__Extracted data__
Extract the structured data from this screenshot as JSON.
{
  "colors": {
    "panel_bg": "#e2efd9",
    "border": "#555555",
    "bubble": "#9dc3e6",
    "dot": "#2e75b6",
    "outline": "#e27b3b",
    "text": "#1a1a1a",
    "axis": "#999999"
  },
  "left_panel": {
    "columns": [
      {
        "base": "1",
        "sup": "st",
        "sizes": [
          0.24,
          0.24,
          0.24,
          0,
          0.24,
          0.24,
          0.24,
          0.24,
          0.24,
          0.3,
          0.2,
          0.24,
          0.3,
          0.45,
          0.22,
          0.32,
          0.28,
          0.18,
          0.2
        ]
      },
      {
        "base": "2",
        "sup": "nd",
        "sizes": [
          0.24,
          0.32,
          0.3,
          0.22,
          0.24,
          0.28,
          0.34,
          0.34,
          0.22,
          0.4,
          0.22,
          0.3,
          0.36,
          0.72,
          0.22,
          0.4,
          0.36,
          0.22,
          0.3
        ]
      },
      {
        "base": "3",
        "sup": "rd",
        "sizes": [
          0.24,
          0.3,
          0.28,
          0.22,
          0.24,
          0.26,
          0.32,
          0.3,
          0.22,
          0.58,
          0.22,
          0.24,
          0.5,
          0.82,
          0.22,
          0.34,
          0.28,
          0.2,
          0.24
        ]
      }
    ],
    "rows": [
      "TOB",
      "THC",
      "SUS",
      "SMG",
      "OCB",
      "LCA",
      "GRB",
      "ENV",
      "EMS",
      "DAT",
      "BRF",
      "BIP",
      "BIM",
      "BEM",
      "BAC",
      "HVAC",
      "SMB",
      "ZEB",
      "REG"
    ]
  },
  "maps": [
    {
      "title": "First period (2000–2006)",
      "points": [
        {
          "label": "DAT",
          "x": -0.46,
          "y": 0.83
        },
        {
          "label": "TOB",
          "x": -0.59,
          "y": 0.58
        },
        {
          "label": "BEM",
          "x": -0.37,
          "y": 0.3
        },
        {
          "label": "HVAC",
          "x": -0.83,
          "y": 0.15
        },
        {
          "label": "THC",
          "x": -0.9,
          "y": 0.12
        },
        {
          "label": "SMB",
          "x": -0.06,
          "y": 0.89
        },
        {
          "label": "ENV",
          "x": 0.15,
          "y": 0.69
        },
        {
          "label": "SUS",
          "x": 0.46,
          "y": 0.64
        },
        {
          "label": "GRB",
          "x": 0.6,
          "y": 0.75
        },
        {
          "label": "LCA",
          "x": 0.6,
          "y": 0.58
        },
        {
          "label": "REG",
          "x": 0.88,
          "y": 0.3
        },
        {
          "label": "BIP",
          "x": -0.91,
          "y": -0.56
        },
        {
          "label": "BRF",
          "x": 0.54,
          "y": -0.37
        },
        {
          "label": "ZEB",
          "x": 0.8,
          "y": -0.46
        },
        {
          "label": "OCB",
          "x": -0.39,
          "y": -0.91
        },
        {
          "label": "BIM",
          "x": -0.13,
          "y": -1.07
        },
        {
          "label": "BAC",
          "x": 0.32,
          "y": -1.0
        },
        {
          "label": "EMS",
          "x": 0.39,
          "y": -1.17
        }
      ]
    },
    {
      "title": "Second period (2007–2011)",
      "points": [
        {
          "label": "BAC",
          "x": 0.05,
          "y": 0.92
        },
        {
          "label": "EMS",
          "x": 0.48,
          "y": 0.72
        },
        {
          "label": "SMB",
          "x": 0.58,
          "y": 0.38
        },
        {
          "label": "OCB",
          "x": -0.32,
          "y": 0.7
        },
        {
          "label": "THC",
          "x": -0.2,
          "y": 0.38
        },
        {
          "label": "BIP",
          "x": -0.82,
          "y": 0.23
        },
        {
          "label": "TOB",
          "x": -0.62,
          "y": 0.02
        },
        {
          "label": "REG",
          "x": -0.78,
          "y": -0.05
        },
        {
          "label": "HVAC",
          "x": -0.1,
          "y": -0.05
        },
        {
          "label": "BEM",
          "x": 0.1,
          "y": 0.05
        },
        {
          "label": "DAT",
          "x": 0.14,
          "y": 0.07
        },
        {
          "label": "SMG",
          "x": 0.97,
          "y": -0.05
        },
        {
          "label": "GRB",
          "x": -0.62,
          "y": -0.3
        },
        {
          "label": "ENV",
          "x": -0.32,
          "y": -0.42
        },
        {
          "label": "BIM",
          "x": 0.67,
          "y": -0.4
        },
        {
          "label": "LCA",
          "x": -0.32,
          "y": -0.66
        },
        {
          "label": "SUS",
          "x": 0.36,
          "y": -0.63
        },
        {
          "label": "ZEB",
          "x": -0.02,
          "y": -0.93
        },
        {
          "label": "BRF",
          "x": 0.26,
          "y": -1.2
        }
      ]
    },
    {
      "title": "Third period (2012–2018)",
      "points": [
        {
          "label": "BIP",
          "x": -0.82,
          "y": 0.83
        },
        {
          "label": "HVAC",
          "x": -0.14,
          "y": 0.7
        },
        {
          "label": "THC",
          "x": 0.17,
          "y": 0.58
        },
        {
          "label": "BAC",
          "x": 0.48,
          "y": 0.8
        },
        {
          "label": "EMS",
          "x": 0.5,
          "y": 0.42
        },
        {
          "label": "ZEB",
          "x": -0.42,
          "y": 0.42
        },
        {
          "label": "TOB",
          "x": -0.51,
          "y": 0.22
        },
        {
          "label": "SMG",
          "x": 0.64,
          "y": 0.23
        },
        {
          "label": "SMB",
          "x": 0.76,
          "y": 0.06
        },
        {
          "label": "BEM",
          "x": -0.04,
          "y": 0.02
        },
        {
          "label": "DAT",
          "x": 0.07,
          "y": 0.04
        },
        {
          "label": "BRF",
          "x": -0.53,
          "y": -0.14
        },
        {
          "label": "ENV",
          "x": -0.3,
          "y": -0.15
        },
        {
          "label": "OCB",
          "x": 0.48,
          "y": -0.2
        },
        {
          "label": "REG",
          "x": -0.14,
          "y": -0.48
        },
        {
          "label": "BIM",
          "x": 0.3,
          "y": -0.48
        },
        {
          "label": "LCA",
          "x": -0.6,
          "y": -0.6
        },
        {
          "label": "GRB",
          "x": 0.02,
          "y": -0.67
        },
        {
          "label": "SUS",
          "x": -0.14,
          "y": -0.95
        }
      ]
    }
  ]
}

__Set task__
All of the lines above must be returned exactly.

__Worked solution__
Extract the structured data from this screenshot as JSON.
{
  "colors": {
    "panel_bg": "#e2efd9",
    "border": "#555555",
    "bubble": "#9dc3e6",
    "dot": "#2e75b6",
    "outline": "#e27b3b",
    "text": "#1a1a1a",
    "axis": "#999999"
  },
  "left_panel": {
    "columns": [
      {
        "base": "1",
        "sup": "st",
        "sizes": [
          0.24,
          0.24,
          0.24,
          0,
          0.24,
          0.24,
          0.24,
          0.24,
          0.24,
          0.3,
          0.2,
          0.24,
          0.3,
          0.45,
          0.22,
          0.32,
          0.28,
          0.18,
          0.2
        ]
      },
      {
        "base": "2",
        "sup": "nd",
        "sizes": [
          0.24,
          0.32,
          0.3,
          0.22,
          0.24,
          0.28,
          0.34,
          0.34,
          0.22,
          0.4,
          0.22,
          0.3,
          0.36,
          0.72,
          0.22,
          0.4,
          0.36,
          0.22,
          0.3
        ]
      },
      {
        "base": "3",
        "sup": "rd",
        "sizes": [
          0.24,
          0.3,
          0.28,
          0.22,
          0.24,
          0.26,
          0.32,
          0.3,
          0.22,
          0.58,
          0.22,
          0.24,
          0.5,
          0.82,
          0.22,
          0.34,
          0.28,
          0.2,
          0.24
        ]
      }
    ],
    "rows": [
      "TOB",
      "THC",
      "SUS",
      "SMG",
      "OCB",
      "LCA",
      "GRB",
      "ENV",
      "EMS",
      "DAT",
      "BRF",
      "BIP",
      "BIM",
      "BEM",
      "BAC",
      "HVAC",
      "SMB",
      "ZEB",
      "REG"
    ]
  },
  "maps": [
    {
      "title": "First period (2000–2006)",
      "points": [
        {
          "label": "DAT",
          "x": -0.46,
          "y": 0.83
        },
        {
          "label": "TOB",
          "x": -0.59,
          "y": 0.58
        },
        {
          "label": "BEM",
          "x": -0.37,
          "y": 0.3
        },
        {
          "label": "HVAC",
          "x": -0.83,
          "y": 0.15
        },
        {
          "label": "THC",
          "x": -0.9,
          "y": 0.12
        },
        {
          "label": "SMB",
          "x": -0.06,
          "y": 0.89
        },
        {
          "label": "ENV",
          "x": 0.15,
          "y": 0.69
        },
        {
          "label": "SUS",
          "x": 0.46,
          "y": 0.64
        },
        {
          "label": "GRB",
          "x": 0.6,
          "y": 0.75
        },
        {
          "label": "LCA",
          "x": 0.6,
          "y": 0.58
        },
        {
          "label": "REG",
          "x": 0.88,
          "y": 0.3
        },
        {
          "label": "BIP",
          "x": -0.91,
          "y": -0.56
        },
        {
          "label": "BRF",
          "x": 0.54,
          "y": -0.37
        },
        {
          "label": "ZEB",
          "x": 0.8,
          "y": -0.46
        },
        {
          "label": "OCB",
          "x": -0.39,
          "y": -0.91
        },
        {
          "label": "BIM",
          "x": -0.13,
          "y": -1.07
        },
        {
          "label": "BAC",
          "x": 0.32,
          "y": -1.0
        },
        {
          "label": "EMS",
          "x": 0.39,
          "y": -1.17
        }
      ]
    },
    {
      "title": "Second period (2007–2011)",
      "points": [
        {
          "label": "BAC",
          "x": 0.05,
          "y": 0.92
        },
        {
          "label": "EMS",
          "x": 0.48,
          "y": 0.72
        },
        {
          "label": "SMB",
          "x": 0.58,
          "y": 0.38
        },
        {
          "label": "OCB",
          "x": -0.32,
          "y": 0.7
        },
        {
          "label": "THC",
          "x": -0.2,
          "y": 0.38
        },
        {
          "label": "BIP",
          "x": -0.82,
          "y": 0.23
        },
        {
          "label": "TOB",
          "x": -0.62,
          "y": 0.02
        },
        {
          "label": "REG",
          "x": -0.78,
          "y": -0.05
        },
        {
          "label": "HVAC",
          "x": -0.1,
          "y": -0.05
        },
        {
          "label": "BEM",
          "x": 0.1,
          "y": 0.05
        },
        {
          "label": "DAT",
          "x": 0.14,
          "y": 0.07
        },
        {
          "label": "SMG",
          "x": 0.97,
          "y": -0.05
        },
        {
          "label": "GRB",
          "x": -0.62,
          "y": -0.3
        },
        {
          "label": "ENV",
          "x": -0.32,
          "y": -0.42
        },
        {
          "label": "BIM",
          "x": 0.67,
          "y": -0.4
        },
        {
          "label": "LCA",
          "x": -0.32,
          "y": -0.66
        },
        {
          "label": "SUS",
          "x": 0.36,
          "y": -0.63
        },
        {
          "label": "ZEB",
          "x": -0.02,
          "y": -0.93
        },
        {
          "label": "BRF",
          "x": 0.26,
          "y": -1.2
        }
      ]
    },
    {
      "title": "Third period (2012–2018)",
      "points": [
        {
          "label": "BIP",
          "x": -0.82,
          "y": 0.83
        },
        {
          "label": "HVAC",
          "x": -0.14,
          "y": 0.7
        },
        {
          "label": "THC",
          "x": 0.17,
          "y": 0.58
        },
        {
          "label": "BAC",
          "x": 0.48,
          "y": 0.8
        },
        {
          "label": "EMS",
          "x": 0.5,
          "y": 0.42
        },
        {
          "label": "ZEB",
          "x": -0.42,
          "y": 0.42
        },
        {
          "label": "TOB",
          "x": -0.51,
          "y": 0.22
        },
        {
          "label": "SMG",
          "x": 0.64,
          "y": 0.23
        },
        {
          "label": "SMB",
          "x": 0.76,
          "y": 0.06
        },
        {
          "label": "BEM",
          "x": -0.04,
          "y": 0.02
        },
        {
          "label": "DAT",
          "x": 0.07,
          "y": 0.04
        },
        {
          "label": "BRF",
          "x": -0.53,
          "y": -0.14
        },
        {
          "label": "ENV",
          "x": -0.3,
          "y": -0.15
        },
        {
          "label": "OCB",
          "x": 0.48,
          "y": -0.2
        },
        {
          "label": "REG",
          "x": -0.14,
          "y": -0.48
        },
        {
          "label": "BIM",
          "x": 0.3,
          "y": -0.48
        },
        {
          "label": "LCA",
          "x": -0.6,
          "y": -0.6
        },
        {
          "label": "GRB",
          "x": 0.02,
          "y": -0.67
        },
        {
          "label": "SUS",
          "x": -0.14,
          "y": -0.95
        }
      ]
    }
  ]
}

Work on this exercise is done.